--- Set exercise ---
For the copy, please give all of the data again exactly and leave the pictures out.

--- Exercise input ---
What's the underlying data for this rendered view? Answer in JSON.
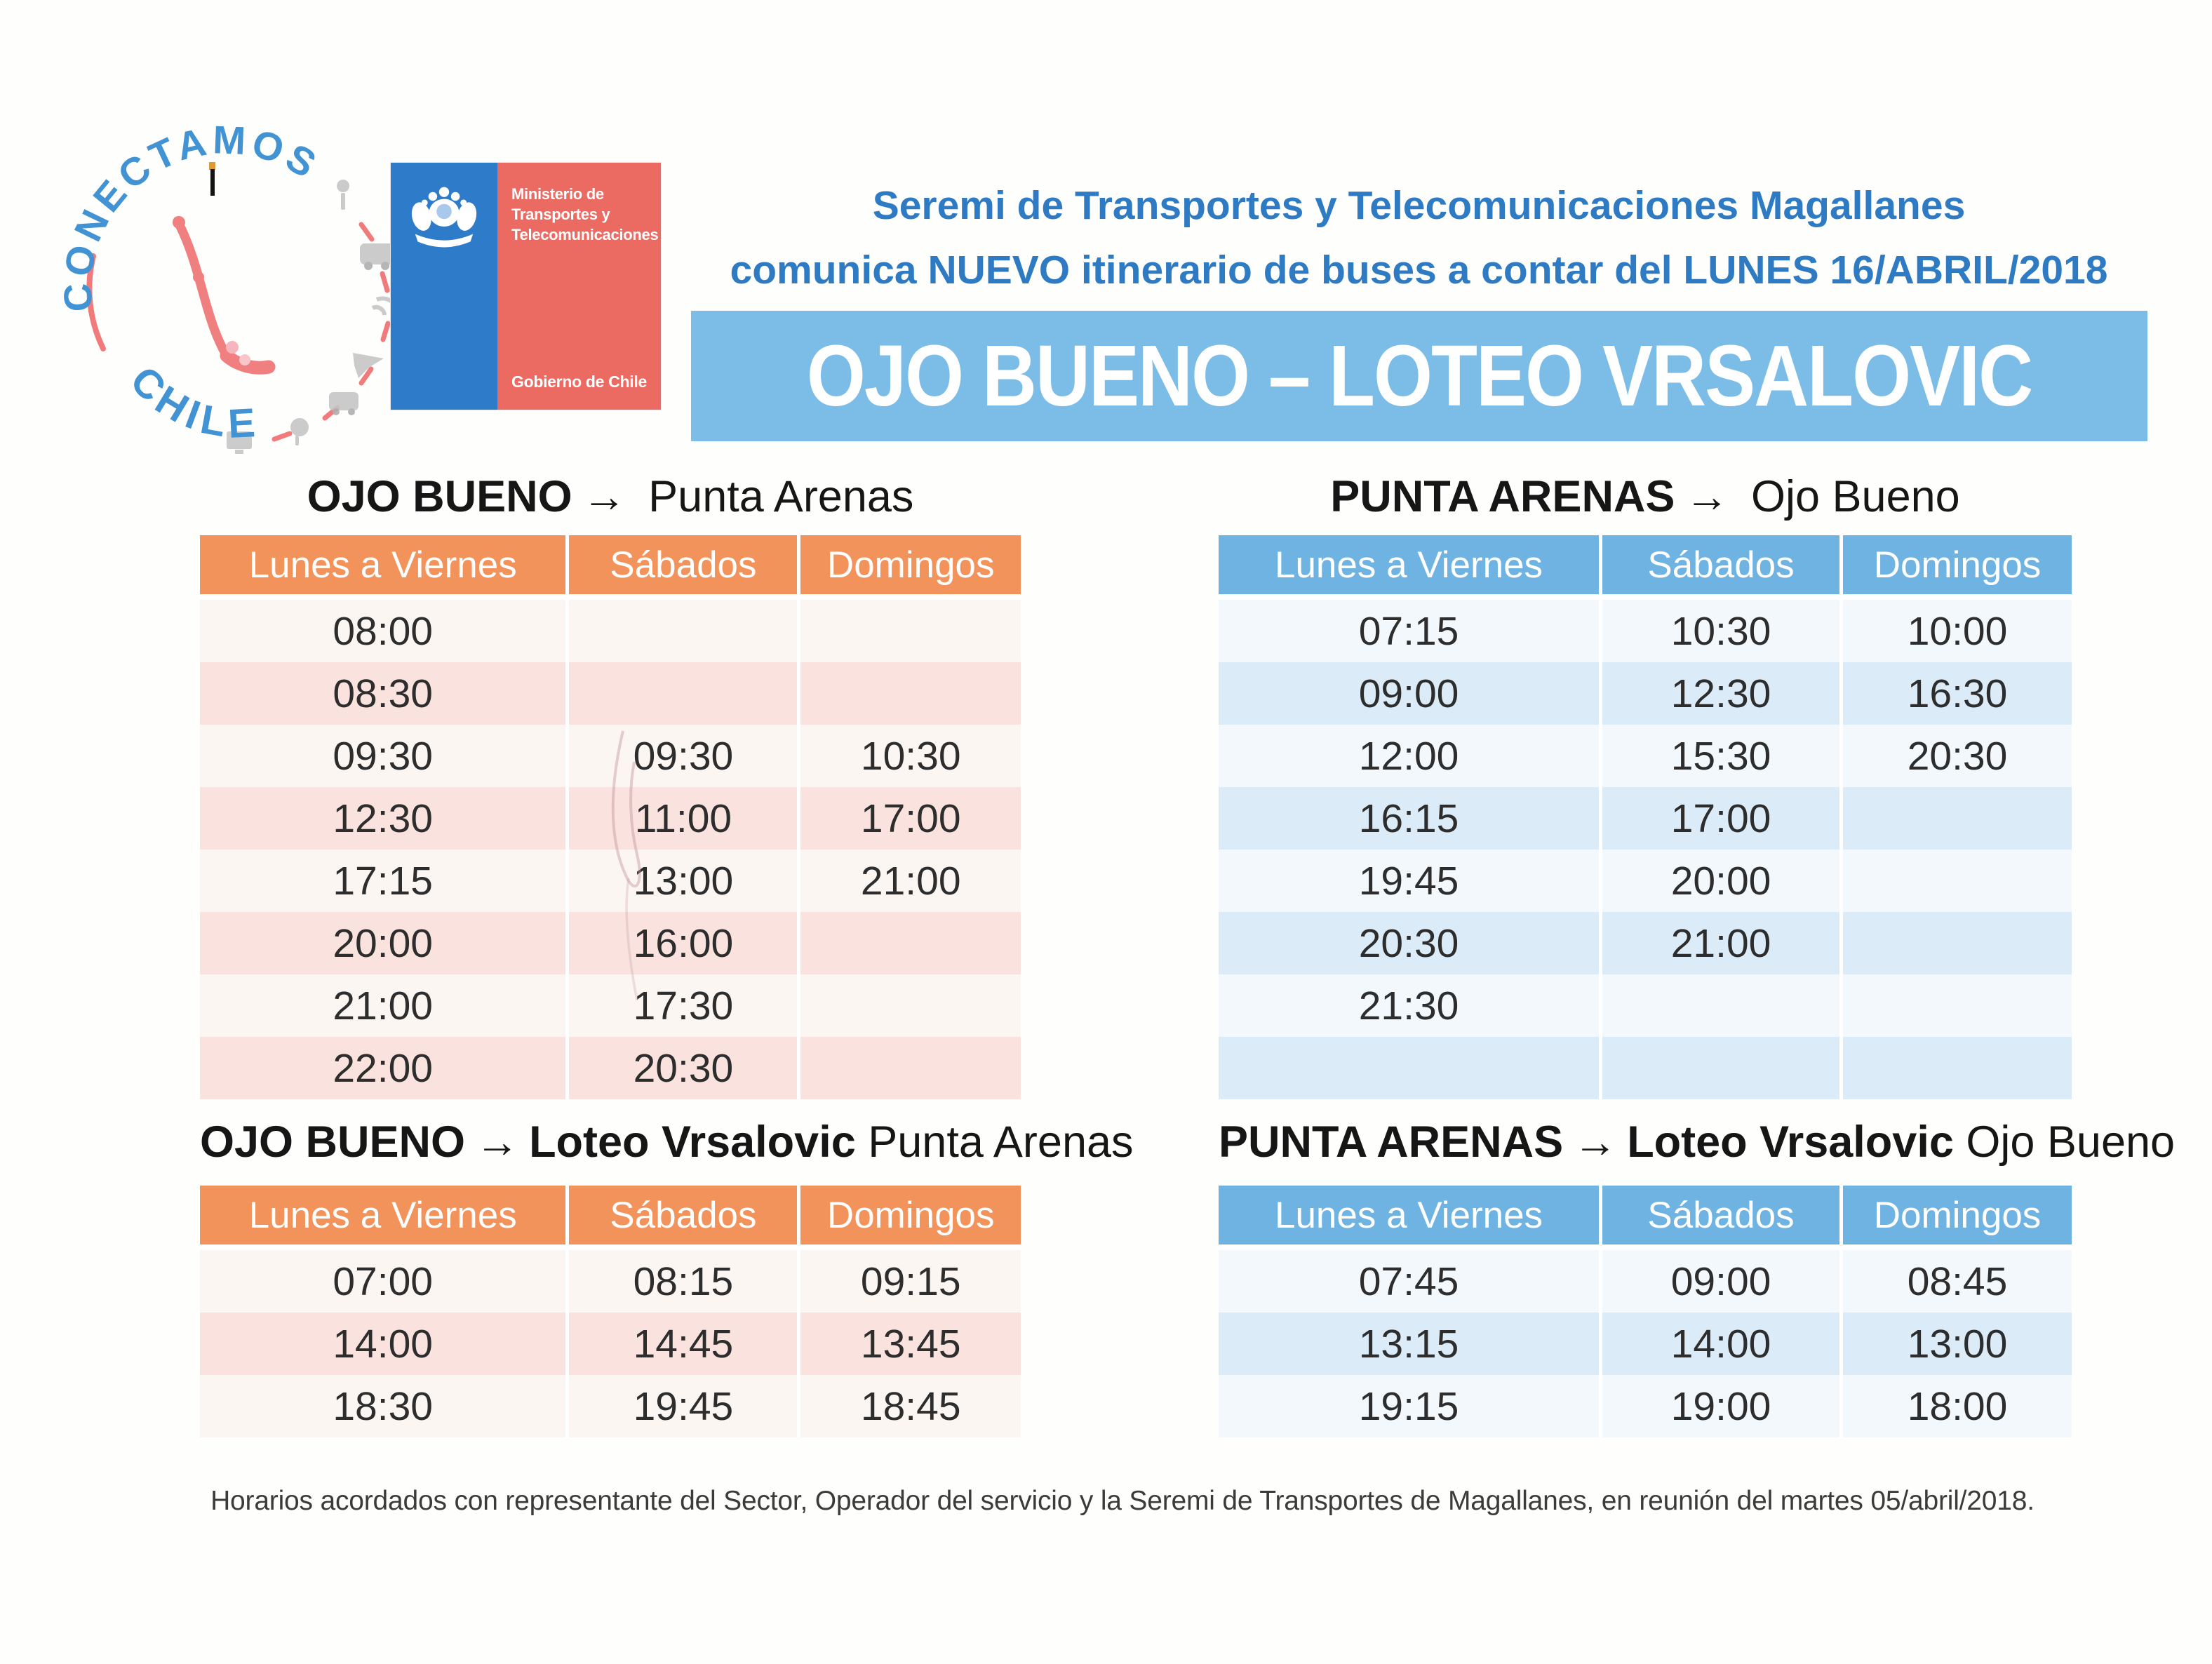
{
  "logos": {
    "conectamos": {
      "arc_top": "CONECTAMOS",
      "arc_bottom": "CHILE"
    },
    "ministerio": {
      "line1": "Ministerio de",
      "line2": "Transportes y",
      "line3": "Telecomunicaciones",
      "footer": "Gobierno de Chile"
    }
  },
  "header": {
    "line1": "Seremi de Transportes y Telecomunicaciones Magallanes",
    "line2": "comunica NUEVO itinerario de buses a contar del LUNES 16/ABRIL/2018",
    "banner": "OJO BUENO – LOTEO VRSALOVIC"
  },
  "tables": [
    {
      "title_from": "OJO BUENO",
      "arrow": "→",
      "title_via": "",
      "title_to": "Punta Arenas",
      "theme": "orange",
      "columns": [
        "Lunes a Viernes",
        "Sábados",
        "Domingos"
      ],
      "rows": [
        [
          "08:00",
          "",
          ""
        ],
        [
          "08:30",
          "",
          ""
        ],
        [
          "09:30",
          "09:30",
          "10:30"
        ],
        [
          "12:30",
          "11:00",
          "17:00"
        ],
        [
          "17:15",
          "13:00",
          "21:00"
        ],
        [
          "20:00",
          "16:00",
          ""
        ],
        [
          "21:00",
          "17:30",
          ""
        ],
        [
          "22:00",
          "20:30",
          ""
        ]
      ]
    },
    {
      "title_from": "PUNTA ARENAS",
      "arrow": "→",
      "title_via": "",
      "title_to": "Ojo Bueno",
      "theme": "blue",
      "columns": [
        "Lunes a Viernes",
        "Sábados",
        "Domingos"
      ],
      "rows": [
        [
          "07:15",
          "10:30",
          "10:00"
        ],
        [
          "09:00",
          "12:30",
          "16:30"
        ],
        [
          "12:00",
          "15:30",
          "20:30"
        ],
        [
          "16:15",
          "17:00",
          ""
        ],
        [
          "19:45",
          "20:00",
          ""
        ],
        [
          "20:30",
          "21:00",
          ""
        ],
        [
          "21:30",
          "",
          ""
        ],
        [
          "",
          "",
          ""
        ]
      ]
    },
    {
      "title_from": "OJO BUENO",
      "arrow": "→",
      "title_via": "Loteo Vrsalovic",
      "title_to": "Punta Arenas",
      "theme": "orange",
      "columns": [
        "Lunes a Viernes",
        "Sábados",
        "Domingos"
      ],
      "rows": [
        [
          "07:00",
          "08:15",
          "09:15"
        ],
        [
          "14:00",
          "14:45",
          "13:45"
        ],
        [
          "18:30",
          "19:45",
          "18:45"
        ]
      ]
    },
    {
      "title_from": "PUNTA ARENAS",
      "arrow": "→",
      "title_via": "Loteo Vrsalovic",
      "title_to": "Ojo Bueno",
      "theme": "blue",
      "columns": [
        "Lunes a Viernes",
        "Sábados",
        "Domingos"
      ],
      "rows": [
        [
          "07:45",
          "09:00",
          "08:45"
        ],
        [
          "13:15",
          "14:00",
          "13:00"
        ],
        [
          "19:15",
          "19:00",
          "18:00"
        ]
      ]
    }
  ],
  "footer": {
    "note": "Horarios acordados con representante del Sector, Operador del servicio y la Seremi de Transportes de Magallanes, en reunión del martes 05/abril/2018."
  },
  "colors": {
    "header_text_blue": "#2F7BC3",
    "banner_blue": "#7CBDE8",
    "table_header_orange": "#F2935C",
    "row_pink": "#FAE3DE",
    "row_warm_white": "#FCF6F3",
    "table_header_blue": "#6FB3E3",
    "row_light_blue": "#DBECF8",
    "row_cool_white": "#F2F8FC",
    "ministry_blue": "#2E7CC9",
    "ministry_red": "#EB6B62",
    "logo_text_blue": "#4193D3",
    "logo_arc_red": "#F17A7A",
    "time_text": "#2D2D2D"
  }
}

--- Response ---
What's the underlying data for this rendered view? Answer in JSON.
{
  "logos": {
    "conectamos": {
      "arc_top": "CONECTAMOS",
      "arc_bottom": "CHILE"
    },
    "ministerio": {
      "line1": "Ministerio de",
      "line2": "Transportes y",
      "line3": "Telecomunicaciones",
      "footer": "Gobierno de Chile"
    }
  },
  "header": {
    "line1": "Seremi de Transportes y Telecomunicaciones Magallanes",
    "line2": "comunica NUEVO itinerario de buses a contar del LUNES 16/ABRIL/2018",
    "banner": "OJO BUENO – LOTEO VRSALOVIC"
  },
  "tables": [
    {
      "title_from": "OJO BUENO",
      "arrow": "→",
      "title_via": "",
      "title_to": "Punta Arenas",
      "theme": "orange",
      "columns": [
        "Lunes a Viernes",
        "Sábados",
        "Domingos"
      ],
      "rows": [
        [
          "08:00",
          "",
          ""
        ],
        [
          "08:30",
          "",
          ""
        ],
        [
          "09:30",
          "09:30",
          "10:30"
        ],
        [
          "12:30",
          "11:00",
          "17:00"
        ],
        [
          "17:15",
          "13:00",
          "21:00"
        ],
        [
          "20:00",
          "16:00",
          ""
        ],
        [
          "21:00",
          "17:30",
          ""
        ],
        [
          "22:00",
          "20:30",
          ""
        ]
      ]
    },
    {
      "title_from": "PUNTA ARENAS",
      "arrow": "→",
      "title_via": "",
      "title_to": "Ojo Bueno",
      "theme": "blue",
      "columns": [
        "Lunes a Viernes",
        "Sábados",
        "Domingos"
      ],
      "rows": [
        [
          "07:15",
          "10:30",
          "10:00"
        ],
        [
          "09:00",
          "12:30",
          "16:30"
        ],
        [
          "12:00",
          "15:30",
          "20:30"
        ],
        [
          "16:15",
          "17:00",
          ""
        ],
        [
          "19:45",
          "20:00",
          ""
        ],
        [
          "20:30",
          "21:00",
          ""
        ],
        [
          "21:30",
          "",
          ""
        ],
        [
          "",
          "",
          ""
        ]
      ]
    },
    {
      "title_from": "OJO BUENO",
      "arrow": "→",
      "title_via": "Loteo Vrsalovic",
      "title_to": "Punta Arenas",
      "theme": "orange",
      "columns": [
        "Lunes a Viernes",
        "Sábados",
        "Domingos"
      ],
      "rows": [
        [
          "07:00",
          "08:15",
          "09:15"
        ],
        [
          "14:00",
          "14:45",
          "13:45"
        ],
        [
          "18:30",
          "19:45",
          "18:45"
        ]
      ]
    },
    {
      "title_from": "PUNTA ARENAS",
      "arrow": "→",
      "title_via": "Loteo Vrsalovic",
      "title_to": "Ojo Bueno",
      "theme": "blue",
      "columns": [
        "Lunes a Viernes",
        "Sábados",
        "Domingos"
      ],
      "rows": [
        [
          "07:45",
          "09:00",
          "08:45"
        ],
        [
          "13:15",
          "14:00",
          "13:00"
        ],
        [
          "19:15",
          "19:00",
          "18:00"
        ]
      ]
    }
  ],
  "footer": {
    "note": "Horarios acordados con representante del Sector, Operador del servicio y la Seremi de Transportes de Magallanes, en reunión del martes 05/abril/2018."
  },
  "colors": {
    "header_text_blue": "#2F7BC3",
    "banner_blue": "#7CBDE8",
    "table_header_orange": "#F2935C",
    "row_pink": "#FAE3DE",
    "row_warm_white": "#FCF6F3",
    "table_header_blue": "#6FB3E3",
    "row_light_blue": "#DBECF8",
    "row_cool_white": "#F2F8FC",
    "ministry_blue": "#2E7CC9",
    "ministry_red": "#EB6B62",
    "logo_text_blue": "#4193D3",
    "logo_arc_red": "#F17A7A",
    "time_text": "#2D2D2D"
  }
}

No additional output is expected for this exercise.